Write each record again exactly as it stands.

(Entries with figure data)
□ □ □ □ □

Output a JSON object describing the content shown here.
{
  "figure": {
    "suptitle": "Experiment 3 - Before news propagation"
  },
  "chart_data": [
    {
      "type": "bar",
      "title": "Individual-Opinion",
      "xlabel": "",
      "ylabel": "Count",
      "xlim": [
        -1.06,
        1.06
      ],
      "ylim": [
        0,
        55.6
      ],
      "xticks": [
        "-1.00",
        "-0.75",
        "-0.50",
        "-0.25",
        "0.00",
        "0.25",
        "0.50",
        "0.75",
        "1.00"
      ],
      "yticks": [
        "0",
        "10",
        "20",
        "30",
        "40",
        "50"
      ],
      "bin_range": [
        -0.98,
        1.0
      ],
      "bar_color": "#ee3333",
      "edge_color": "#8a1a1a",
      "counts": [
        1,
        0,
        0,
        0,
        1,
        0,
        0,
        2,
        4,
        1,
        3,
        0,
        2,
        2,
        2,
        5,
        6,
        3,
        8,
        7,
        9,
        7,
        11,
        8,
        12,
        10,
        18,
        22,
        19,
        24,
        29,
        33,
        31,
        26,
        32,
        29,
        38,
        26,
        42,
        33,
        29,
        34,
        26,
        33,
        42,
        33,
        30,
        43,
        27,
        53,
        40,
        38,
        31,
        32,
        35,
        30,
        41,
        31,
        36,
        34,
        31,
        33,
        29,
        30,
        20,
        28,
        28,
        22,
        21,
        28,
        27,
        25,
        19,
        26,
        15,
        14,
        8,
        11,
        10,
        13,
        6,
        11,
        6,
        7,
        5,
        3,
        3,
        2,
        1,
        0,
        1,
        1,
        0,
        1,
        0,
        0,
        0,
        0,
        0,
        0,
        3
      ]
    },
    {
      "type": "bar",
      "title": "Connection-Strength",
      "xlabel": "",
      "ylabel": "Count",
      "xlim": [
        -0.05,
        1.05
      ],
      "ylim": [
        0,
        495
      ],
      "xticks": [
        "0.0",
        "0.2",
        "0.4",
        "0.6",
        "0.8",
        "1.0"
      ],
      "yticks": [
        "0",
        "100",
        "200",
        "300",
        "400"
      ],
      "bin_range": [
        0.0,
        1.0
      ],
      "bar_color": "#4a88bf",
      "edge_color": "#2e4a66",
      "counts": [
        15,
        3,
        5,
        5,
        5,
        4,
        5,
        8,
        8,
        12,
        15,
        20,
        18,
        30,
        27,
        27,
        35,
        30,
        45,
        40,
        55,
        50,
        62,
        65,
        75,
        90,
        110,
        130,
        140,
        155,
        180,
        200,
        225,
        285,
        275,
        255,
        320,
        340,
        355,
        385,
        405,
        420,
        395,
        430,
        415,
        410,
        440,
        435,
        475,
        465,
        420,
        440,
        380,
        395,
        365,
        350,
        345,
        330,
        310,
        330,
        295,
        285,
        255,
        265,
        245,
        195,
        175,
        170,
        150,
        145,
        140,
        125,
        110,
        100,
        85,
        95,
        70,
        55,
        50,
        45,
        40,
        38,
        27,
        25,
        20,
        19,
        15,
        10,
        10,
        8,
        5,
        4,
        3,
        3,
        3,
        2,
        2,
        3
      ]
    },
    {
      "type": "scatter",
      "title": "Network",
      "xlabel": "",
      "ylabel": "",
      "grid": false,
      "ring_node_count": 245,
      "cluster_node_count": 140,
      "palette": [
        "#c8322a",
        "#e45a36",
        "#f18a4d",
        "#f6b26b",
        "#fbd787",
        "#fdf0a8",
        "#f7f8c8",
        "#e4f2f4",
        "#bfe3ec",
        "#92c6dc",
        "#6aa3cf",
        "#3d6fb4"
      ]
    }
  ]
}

□ □ □ □ □

— Response below —
Output a JSON object describing the content shown here.
{
  "figure": {
    "suptitle": "Experiment 3 - Before news propagation"
  },
  "chart_data": [
    {
      "type": "bar",
      "title": "Individual-Opinion",
      "xlabel": "",
      "ylabel": "Count",
      "xlim": [
        -1.06,
        1.06
      ],
      "ylim": [
        0,
        55.6
      ],
      "xticks": [
        "-1.00",
        "-0.75",
        "-0.50",
        "-0.25",
        "0.00",
        "0.25",
        "0.50",
        "0.75",
        "1.00"
      ],
      "yticks": [
        "0",
        "10",
        "20",
        "30",
        "40",
        "50"
      ],
      "bin_range": [
        -0.98,
        1.0
      ],
      "bar_color": "#ee3333",
      "edge_color": "#8a1a1a",
      "counts": [
        1,
        0,
        0,
        0,
        1,
        0,
        0,
        2,
        4,
        1,
        3,
        0,
        2,
        2,
        2,
        5,
        6,
        3,
        8,
        7,
        9,
        7,
        11,
        8,
        12,
        10,
        18,
        22,
        19,
        24,
        29,
        33,
        31,
        26,
        32,
        29,
        38,
        26,
        42,
        33,
        29,
        34,
        26,
        33,
        42,
        33,
        30,
        43,
        27,
        53,
        40,
        38,
        31,
        32,
        35,
        30,
        41,
        31,
        36,
        34,
        31,
        33,
        29,
        30,
        20,
        28,
        28,
        22,
        21,
        28,
        27,
        25,
        19,
        26,
        15,
        14,
        8,
        11,
        10,
        13,
        6,
        11,
        6,
        7,
        5,
        3,
        3,
        2,
        1,
        0,
        1,
        1,
        0,
        1,
        0,
        0,
        0,
        0,
        0,
        0,
        3
      ]
    },
    {
      "type": "bar",
      "title": "Connection-Strength",
      "xlabel": "",
      "ylabel": "Count",
      "xlim": [
        -0.05,
        1.05
      ],
      "ylim": [
        0,
        495
      ],
      "xticks": [
        "0.0",
        "0.2",
        "0.4",
        "0.6",
        "0.8",
        "1.0"
      ],
      "yticks": [
        "0",
        "100",
        "200",
        "300",
        "400"
      ],
      "bin_range": [
        0.0,
        1.0
      ],
      "bar_color": "#4a88bf",
      "edge_color": "#2e4a66",
      "counts": [
        15,
        3,
        5,
        5,
        5,
        4,
        5,
        8,
        8,
        12,
        15,
        20,
        18,
        30,
        27,
        27,
        35,
        30,
        45,
        40,
        55,
        50,
        62,
        65,
        75,
        90,
        110,
        130,
        140,
        155,
        180,
        200,
        225,
        285,
        275,
        255,
        320,
        340,
        355,
        385,
        405,
        420,
        395,
        430,
        415,
        410,
        440,
        435,
        475,
        465,
        420,
        440,
        380,
        395,
        365,
        350,
        345,
        330,
        310,
        330,
        295,
        285,
        255,
        265,
        245,
        195,
        175,
        170,
        150,
        145,
        140,
        125,
        110,
        100,
        85,
        95,
        70,
        55,
        50,
        45,
        40,
        38,
        27,
        25,
        20,
        19,
        15,
        10,
        10,
        8,
        5,
        4,
        3,
        3,
        3,
        2,
        2,
        3
      ]
    },
    {
      "type": "scatter",
      "title": "Network",
      "xlabel": "",
      "ylabel": "",
      "grid": false,
      "ring_node_count": 245,
      "cluster_node_count": 140,
      "palette": [
        "#c8322a",
        "#e45a36",
        "#f18a4d",
        "#f6b26b",
        "#fbd787",
        "#fdf0a8",
        "#f7f8c8",
        "#e4f2f4",
        "#bfe3ec",
        "#92c6dc",
        "#6aa3cf",
        "#3d6fb4"
      ]
    }
  ]
}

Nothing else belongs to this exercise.